■ **Material for this task**
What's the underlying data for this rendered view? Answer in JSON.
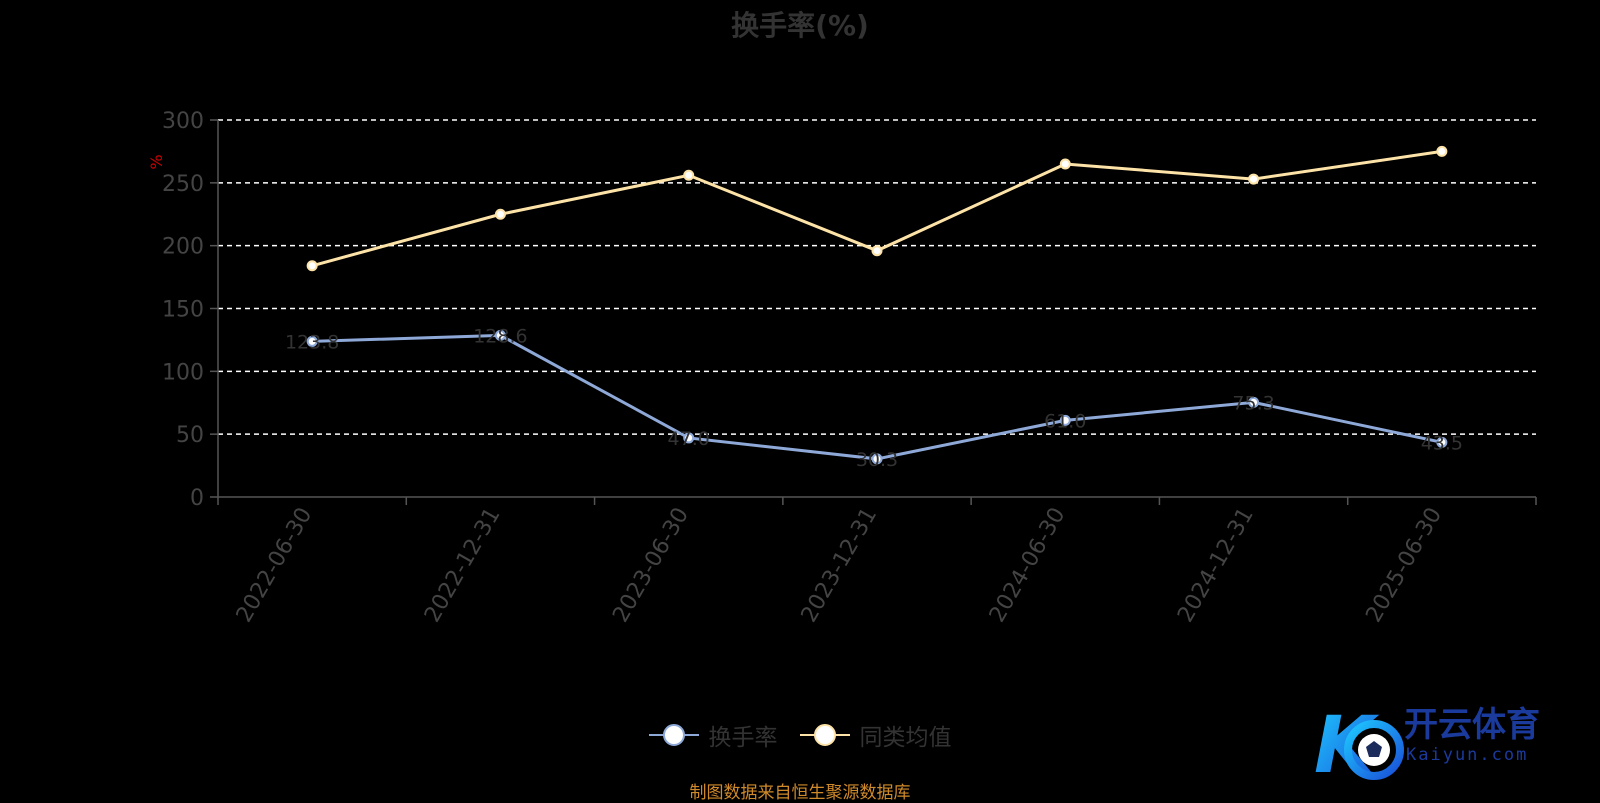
{
  "page": {
    "source_note": "制图数据来自恒生聚源数据库",
    "logo_text": "开云体育",
    "logo_subtext": "Kaiyun.com"
  },
  "chart_data": {
    "type": "line",
    "title": "换手率(%)",
    "ylabel": "%",
    "ylim": [
      0,
      300
    ],
    "yticks": [
      0,
      50,
      100,
      150,
      200,
      250,
      300
    ],
    "grid": true,
    "legend_position": "bottom",
    "categories": [
      "2022-06-30",
      "2022-12-31",
      "2023-06-30",
      "2023-12-31",
      "2024-06-30",
      "2024-12-31",
      "2025-06-30"
    ],
    "series": [
      {
        "name": "换手率",
        "color": "#8ea9d8",
        "values": [
          123.8,
          128.6,
          47.0,
          30.3,
          61.0,
          75.3,
          43.5
        ],
        "data_labels": [
          "123.8",
          "128.6",
          "47.0",
          "30.3",
          "61.0",
          "75.3",
          "43.5"
        ]
      },
      {
        "name": "同类均值",
        "color": "#fde3a7",
        "values": [
          184,
          225,
          256,
          196,
          265,
          253,
          275
        ]
      }
    ],
    "colors": {
      "axis": "#555555",
      "tick_label": "#444444",
      "grid": "#ffffff",
      "ylabel": "#cc0000"
    }
  }
}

■ **Exercise brief**
Each record above must be returned exactly as written, with its pictures omitted.

■ **Full output**
What's the underlying data for this rendered view? Answer in JSON.
{
  "page": {
    "source_note": "制图数据来自恒生聚源数据库",
    "logo_text": "开云体育",
    "logo_subtext": "Kaiyun.com"
  },
  "chart_data": {
    "type": "line",
    "title": "换手率(%)",
    "ylabel": "%",
    "ylim": [
      0,
      300
    ],
    "yticks": [
      0,
      50,
      100,
      150,
      200,
      250,
      300
    ],
    "grid": true,
    "legend_position": "bottom",
    "categories": [
      "2022-06-30",
      "2022-12-31",
      "2023-06-30",
      "2023-12-31",
      "2024-06-30",
      "2024-12-31",
      "2025-06-30"
    ],
    "series": [
      {
        "name": "换手率",
        "color": "#8ea9d8",
        "values": [
          123.8,
          128.6,
          47.0,
          30.3,
          61.0,
          75.3,
          43.5
        ],
        "data_labels": [
          "123.8",
          "128.6",
          "47.0",
          "30.3",
          "61.0",
          "75.3",
          "43.5"
        ]
      },
      {
        "name": "同类均值",
        "color": "#fde3a7",
        "values": [
          184,
          225,
          256,
          196,
          265,
          253,
          275
        ]
      }
    ],
    "colors": {
      "axis": "#555555",
      "tick_label": "#444444",
      "grid": "#ffffff",
      "ylabel": "#cc0000"
    }
  }
}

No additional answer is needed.